その成立については諸説あるが、ローマ社会を統率する者が「コンスル」と呼ばれる以前の呼称として「プラエトル」が使われていたといわれる[1]。共和政初期には、プラエトルは軍事的な司令官の意味合いが強かった。また、階級闘争の過程で公職が開放される中で、コンスルがプレブスにも開放されたのに対して、紀元前337年クィントゥス・プブリリウス・ピロが選出されるまではプラエトルに就任できたのはパトリキ(貴族)のみであった。紀元前305年に、それまでプラエトルがこなした業務はコンスルが行うようになり、プラエトルはインペリウムを保持しつつコンスルに次ぐ公職となった。

当初は1名であったが、紀元前244年以降増員され、ローマ市民権を保有するローマ市民に関する司法を担当する首都プラエトル(プラエトル・ウルバヌス)と、ローマに滞在する外国人の司法を担当する外国人係プラエトル(プラエトル・ペレグリヌス)の2名が首都に配置されるようになった。紀元前228年には4名に増員され(シチリア・サルディーニャ担当増員)、紀元前198年には6名(ヒスパニア担当増員)と、ローマが属州を獲得するたびに増員され、首都の2名以外はインペリウム保有者として属州総督の任にあたった。

**保存済み項目:**
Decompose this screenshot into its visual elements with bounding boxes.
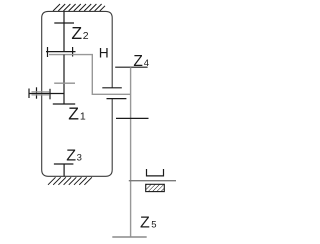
svg-text:Z: Z <box>133 53 142 70</box>
housing box (fixed ring-gear frame, rounded rect, right edge interrupted by mesh) <box>42 11 113 176</box>
svg-text:Z: Z <box>71 23 82 43</box>
gear tick on input shaft <box>49 89 51 100</box>
fixed block with hatching <box>146 184 165 191</box>
svg-text:Z: Z <box>66 148 76 165</box>
carrier H link: gray bar + elbow to right shaft <box>49 55 131 95</box>
ring gear jaw lower bar <box>107 98 127 100</box>
svg-text:2: 2 <box>83 30 89 42</box>
shaft of gear Z2 (upper planet shaft) <box>63 11 65 52</box>
bearing tick <box>36 87 38 98</box>
bearing bracket U above support line <box>147 169 164 176</box>
mesh bar below Z2 (black) <box>46 51 76 53</box>
mesh tooth tick left <box>47 47 49 57</box>
ring gear jaw upper bar (on housing right edge) <box>102 87 122 89</box>
gear Z2 disc bar <box>54 22 74 24</box>
ground hatching top (fixed frame) <box>53 4 105 11</box>
svg-text:4: 4 <box>144 58 149 69</box>
svg-text:Z: Z <box>140 215 150 232</box>
central sun shaft (Z1) <box>63 55 65 104</box>
svg-text:3: 3 <box>77 153 82 164</box>
svg-text:Z: Z <box>68 104 79 124</box>
Z3 tick to housing <box>63 164 65 176</box>
ground hatching bottom (fixed frame) <box>48 177 92 185</box>
gear Z1 top face (gray) <box>54 82 75 84</box>
input shaft line <box>29 93 64 95</box>
svg-text:1: 1 <box>80 111 86 123</box>
gear Z5 bar (bottom) <box>112 236 146 238</box>
gear Z3 bar (fixed ring) <box>54 163 74 165</box>
gear Z4 top bar <box>115 66 147 68</box>
support line <box>129 180 176 182</box>
mesh tooth tick right <box>72 47 74 57</box>
svg-text:H: H <box>99 46 109 61</box>
coupling sleeve (gray band) <box>32 91 50 93</box>
gear Z4 bottom bar <box>116 117 149 119</box>
svg-text:5: 5 <box>151 220 156 231</box>
gear Z1 bottom bar <box>53 103 75 105</box>
bearing tick <box>28 89 30 99</box>
shaft of Z4 / Z5 (gray vertical) <box>130 67 132 237</box>
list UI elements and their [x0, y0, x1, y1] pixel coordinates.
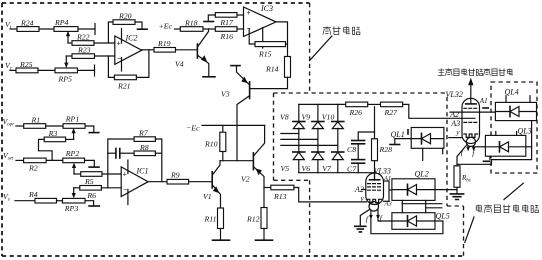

**問題:**
上の本文にあるプラエトルについて、次の問いに答えてください。
1. 紀元前337年にクィントゥス・プブリリウス・ピロが選出されるまで、プラエトルに就任できたのはどの身分の者だけでしたか。
2. 外国人係プラエトル(プラエトル・ペレグリヌス)は、どのような人々の司法を担当しましたか。
3. 紀元前198年にプラエトルは何名になりましたか。

**解答:**
1. パトリキ(貴族)のみでした。
2. ローマに滞在する外国人の司法を担当しました。
3. 6名になりました。